EXERCISE AIM ::
Search the data for the string "tarsus" and gather each line it is in.

SOURCE RECORDS ::
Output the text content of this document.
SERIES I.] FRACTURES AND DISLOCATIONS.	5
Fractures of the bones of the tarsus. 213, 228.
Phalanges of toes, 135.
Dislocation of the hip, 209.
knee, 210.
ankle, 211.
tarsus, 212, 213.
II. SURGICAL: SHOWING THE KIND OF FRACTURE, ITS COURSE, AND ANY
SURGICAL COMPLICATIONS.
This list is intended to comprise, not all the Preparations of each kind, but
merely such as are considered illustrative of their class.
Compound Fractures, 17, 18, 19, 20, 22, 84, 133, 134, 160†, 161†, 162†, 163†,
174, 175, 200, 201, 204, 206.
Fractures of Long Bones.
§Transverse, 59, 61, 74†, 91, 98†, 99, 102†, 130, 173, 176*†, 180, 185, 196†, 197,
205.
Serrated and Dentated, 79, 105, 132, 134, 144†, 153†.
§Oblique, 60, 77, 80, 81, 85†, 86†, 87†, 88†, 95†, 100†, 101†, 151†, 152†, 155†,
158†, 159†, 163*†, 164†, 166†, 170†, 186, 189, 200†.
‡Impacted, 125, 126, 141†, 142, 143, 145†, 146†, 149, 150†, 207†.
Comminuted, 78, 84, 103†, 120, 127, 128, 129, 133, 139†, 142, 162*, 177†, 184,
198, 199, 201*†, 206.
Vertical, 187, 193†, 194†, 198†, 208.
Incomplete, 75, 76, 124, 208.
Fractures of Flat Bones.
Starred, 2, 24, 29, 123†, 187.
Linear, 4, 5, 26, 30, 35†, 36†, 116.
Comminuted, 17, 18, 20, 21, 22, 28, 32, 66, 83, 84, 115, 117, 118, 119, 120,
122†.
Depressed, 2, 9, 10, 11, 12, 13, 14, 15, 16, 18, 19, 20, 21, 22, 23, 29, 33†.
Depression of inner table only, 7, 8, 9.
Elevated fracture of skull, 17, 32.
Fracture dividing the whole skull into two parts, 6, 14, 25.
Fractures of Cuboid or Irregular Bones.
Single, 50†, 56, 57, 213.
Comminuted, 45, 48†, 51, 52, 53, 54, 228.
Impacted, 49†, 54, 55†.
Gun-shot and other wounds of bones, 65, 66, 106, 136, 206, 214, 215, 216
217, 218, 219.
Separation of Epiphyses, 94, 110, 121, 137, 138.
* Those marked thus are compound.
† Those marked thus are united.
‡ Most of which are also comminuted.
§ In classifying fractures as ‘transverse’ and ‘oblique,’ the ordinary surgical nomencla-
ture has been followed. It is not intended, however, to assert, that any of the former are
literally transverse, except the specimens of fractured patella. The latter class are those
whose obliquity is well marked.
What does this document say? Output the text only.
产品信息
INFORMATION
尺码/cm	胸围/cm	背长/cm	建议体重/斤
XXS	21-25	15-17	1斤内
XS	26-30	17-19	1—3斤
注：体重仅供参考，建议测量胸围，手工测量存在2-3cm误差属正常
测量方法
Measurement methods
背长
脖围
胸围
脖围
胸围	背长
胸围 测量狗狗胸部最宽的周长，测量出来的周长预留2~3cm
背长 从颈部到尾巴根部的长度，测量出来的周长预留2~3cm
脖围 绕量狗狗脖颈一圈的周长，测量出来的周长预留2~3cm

ANSWER FOR THIS EXERCISE ::
Fractures of the bones of the tarsus. 213, 228.
tarsus, 212, 213.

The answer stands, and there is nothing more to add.